- **Stated problem**
Select all lines with the string "Arquivos" in them, and copy those lines.

- **Stored data entries**

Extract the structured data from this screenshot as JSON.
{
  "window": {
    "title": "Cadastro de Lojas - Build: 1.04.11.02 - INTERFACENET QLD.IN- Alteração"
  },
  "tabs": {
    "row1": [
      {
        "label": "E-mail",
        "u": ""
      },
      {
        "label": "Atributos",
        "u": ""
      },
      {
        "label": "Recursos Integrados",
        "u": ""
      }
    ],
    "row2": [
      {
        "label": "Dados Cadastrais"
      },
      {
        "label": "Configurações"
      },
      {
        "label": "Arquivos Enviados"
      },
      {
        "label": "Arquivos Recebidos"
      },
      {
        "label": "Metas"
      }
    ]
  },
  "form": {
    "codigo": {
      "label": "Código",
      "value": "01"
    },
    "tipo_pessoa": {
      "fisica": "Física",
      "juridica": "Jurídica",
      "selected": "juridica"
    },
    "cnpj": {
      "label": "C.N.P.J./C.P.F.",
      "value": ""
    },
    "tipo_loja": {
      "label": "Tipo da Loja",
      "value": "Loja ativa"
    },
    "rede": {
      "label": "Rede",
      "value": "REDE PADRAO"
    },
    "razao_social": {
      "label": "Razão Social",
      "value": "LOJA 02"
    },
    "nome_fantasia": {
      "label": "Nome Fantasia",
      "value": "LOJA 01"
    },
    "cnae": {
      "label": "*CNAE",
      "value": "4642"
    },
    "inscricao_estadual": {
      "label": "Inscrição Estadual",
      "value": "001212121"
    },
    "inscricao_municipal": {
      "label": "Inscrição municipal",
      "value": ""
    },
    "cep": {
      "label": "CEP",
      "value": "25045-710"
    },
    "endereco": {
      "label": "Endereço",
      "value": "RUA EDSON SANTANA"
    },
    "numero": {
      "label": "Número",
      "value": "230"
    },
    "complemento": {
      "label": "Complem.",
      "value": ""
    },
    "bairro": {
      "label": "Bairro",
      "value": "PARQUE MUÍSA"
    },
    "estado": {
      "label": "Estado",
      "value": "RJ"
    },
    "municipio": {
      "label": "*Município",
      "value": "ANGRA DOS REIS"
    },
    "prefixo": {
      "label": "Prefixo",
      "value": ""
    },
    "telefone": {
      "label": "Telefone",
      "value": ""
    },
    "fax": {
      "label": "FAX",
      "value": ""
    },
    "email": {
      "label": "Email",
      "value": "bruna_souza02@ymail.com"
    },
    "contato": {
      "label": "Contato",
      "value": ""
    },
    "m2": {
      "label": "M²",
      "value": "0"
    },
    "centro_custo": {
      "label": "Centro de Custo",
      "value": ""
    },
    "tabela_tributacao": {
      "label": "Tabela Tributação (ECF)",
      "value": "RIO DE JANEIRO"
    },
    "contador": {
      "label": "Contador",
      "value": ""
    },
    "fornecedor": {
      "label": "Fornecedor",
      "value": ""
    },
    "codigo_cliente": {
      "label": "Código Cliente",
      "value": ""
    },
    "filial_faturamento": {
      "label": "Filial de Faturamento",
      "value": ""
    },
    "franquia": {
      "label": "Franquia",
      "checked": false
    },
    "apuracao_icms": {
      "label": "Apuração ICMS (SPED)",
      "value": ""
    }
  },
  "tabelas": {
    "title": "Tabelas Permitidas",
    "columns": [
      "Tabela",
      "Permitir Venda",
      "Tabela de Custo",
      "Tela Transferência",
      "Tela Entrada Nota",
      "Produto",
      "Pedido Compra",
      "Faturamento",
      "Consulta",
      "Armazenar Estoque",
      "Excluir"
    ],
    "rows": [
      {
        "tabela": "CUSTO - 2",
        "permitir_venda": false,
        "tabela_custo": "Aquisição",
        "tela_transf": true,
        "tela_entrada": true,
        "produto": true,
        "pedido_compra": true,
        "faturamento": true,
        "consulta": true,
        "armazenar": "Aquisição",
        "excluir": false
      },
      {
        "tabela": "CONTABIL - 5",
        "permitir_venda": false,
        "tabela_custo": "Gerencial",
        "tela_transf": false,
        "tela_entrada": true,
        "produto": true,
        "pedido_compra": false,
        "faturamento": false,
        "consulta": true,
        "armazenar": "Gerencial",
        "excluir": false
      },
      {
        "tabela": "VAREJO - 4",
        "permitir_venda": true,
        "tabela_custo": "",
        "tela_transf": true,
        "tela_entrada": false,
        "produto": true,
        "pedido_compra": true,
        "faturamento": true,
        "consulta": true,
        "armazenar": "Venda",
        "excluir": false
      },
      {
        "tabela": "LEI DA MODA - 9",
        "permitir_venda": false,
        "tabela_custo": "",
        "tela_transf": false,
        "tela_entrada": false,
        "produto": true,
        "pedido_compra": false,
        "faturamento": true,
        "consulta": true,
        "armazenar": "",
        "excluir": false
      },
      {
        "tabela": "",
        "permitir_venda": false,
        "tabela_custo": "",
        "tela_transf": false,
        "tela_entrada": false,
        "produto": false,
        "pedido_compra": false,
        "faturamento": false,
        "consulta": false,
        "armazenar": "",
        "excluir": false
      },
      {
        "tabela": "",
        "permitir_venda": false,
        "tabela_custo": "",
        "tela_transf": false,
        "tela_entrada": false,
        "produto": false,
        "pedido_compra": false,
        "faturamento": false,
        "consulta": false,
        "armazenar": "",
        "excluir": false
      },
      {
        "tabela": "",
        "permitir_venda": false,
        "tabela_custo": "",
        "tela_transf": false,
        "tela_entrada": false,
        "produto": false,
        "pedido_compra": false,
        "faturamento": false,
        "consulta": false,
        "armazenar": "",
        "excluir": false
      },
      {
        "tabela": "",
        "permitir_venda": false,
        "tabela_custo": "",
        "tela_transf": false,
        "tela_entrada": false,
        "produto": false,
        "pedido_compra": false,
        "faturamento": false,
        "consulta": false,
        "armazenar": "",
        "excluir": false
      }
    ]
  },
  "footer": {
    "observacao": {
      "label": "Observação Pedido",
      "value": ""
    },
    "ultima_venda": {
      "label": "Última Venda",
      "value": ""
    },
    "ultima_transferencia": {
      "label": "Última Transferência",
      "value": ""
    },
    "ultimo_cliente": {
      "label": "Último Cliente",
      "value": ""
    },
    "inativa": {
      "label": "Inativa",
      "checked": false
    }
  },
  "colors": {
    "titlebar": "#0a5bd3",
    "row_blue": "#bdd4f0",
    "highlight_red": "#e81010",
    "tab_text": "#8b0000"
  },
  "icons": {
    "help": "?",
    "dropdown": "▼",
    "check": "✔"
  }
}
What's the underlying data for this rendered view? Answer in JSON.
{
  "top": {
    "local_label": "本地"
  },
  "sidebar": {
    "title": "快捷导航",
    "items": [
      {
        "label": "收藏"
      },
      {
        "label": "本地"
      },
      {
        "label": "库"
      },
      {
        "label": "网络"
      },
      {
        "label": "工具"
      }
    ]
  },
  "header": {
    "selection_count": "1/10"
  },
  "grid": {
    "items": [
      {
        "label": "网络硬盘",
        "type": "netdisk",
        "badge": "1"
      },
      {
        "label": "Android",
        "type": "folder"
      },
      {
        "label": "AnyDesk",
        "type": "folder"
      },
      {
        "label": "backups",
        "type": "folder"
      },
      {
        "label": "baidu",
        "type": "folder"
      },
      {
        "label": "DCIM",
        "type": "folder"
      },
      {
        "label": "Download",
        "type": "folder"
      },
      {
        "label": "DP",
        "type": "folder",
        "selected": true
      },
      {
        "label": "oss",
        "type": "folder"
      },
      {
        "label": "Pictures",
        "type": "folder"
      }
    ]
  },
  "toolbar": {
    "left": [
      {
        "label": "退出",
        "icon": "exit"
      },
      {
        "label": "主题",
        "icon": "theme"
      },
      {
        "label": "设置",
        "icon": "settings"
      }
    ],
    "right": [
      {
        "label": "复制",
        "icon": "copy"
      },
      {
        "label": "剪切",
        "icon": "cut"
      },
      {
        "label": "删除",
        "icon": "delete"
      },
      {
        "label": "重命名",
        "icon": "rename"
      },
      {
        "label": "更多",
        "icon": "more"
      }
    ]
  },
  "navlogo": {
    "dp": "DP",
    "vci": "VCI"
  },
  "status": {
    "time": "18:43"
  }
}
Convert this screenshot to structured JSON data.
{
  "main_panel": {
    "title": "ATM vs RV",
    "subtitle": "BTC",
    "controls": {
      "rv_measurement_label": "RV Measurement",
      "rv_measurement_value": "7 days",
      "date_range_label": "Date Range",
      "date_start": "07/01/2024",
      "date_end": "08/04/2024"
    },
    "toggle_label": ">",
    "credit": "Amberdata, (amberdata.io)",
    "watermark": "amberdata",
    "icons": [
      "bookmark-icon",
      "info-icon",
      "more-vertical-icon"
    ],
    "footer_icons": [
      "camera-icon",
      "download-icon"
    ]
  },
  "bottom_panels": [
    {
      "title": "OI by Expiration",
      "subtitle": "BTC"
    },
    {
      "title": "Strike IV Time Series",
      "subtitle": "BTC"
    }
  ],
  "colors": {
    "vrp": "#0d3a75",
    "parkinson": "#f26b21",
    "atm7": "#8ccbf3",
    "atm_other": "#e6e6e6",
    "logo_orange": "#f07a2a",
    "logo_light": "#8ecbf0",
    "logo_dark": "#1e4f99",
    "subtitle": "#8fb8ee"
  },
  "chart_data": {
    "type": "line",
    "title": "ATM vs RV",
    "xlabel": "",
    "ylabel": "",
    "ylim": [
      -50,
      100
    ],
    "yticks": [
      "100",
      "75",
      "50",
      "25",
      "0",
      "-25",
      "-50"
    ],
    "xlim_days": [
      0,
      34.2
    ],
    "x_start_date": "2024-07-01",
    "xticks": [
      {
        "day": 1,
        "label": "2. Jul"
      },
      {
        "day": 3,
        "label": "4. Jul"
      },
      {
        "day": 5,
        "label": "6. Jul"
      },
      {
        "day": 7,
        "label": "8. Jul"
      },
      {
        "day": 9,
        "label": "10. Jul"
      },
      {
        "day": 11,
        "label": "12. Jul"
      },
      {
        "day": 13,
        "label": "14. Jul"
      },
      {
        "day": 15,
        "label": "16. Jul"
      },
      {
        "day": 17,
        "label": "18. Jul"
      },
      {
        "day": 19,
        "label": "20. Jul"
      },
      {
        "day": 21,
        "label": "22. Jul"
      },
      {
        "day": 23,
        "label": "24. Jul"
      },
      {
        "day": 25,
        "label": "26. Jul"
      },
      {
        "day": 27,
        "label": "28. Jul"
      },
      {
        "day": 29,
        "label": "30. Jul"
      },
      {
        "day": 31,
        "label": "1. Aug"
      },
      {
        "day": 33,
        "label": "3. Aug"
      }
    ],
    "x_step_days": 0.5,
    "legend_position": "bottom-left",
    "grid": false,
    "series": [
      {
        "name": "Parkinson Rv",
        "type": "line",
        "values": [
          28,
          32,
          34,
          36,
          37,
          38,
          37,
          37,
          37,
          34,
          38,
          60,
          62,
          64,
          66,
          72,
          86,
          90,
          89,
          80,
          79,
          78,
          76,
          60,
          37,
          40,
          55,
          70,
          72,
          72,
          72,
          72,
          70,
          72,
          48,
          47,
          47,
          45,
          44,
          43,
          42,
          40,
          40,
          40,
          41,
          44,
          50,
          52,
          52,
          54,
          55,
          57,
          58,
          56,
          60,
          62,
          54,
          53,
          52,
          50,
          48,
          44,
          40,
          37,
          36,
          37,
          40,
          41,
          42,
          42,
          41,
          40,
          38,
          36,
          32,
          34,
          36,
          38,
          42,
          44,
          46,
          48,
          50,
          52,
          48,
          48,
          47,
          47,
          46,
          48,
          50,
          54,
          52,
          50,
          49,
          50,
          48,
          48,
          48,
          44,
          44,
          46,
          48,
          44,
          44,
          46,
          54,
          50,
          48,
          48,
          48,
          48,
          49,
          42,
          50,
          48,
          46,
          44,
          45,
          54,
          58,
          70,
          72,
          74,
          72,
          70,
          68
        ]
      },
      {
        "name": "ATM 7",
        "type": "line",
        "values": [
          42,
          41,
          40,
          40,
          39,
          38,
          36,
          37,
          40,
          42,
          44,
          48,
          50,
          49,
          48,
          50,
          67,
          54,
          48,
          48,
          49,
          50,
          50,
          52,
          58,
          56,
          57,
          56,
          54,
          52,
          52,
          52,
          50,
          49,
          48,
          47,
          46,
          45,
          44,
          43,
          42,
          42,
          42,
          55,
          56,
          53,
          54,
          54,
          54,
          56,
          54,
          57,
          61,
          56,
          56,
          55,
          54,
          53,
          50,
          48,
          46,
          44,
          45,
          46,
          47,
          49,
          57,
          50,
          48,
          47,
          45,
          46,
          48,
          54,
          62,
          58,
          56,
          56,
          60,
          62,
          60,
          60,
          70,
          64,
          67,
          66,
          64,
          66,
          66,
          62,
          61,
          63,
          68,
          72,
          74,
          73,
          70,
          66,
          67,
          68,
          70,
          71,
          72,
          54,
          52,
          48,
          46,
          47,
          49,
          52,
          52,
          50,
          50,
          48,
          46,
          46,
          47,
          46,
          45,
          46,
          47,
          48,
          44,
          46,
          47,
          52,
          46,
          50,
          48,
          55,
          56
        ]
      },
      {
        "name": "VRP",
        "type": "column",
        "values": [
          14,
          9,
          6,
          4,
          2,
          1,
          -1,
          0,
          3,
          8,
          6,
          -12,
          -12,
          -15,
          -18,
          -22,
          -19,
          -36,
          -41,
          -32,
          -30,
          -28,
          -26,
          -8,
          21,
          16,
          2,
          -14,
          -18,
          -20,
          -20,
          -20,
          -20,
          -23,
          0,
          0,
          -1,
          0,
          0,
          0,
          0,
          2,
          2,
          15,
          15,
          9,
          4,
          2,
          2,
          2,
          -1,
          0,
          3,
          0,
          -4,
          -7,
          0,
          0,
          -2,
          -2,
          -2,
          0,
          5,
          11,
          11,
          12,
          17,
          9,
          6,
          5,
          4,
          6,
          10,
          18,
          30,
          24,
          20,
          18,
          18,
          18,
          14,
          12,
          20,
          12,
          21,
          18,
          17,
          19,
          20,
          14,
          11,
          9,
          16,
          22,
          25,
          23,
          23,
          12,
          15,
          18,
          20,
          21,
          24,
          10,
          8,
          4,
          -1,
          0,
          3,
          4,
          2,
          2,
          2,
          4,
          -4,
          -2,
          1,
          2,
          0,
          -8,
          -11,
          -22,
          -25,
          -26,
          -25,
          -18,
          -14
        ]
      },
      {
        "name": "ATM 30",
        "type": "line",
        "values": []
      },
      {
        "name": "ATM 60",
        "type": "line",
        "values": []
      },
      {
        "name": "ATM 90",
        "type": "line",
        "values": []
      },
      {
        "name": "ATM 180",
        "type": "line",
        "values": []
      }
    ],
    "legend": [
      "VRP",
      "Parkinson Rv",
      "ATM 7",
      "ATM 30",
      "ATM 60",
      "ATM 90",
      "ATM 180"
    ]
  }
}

- **Output**
        "label": "Arquivos Enviados"
        "label": "Arquivos Recebidos"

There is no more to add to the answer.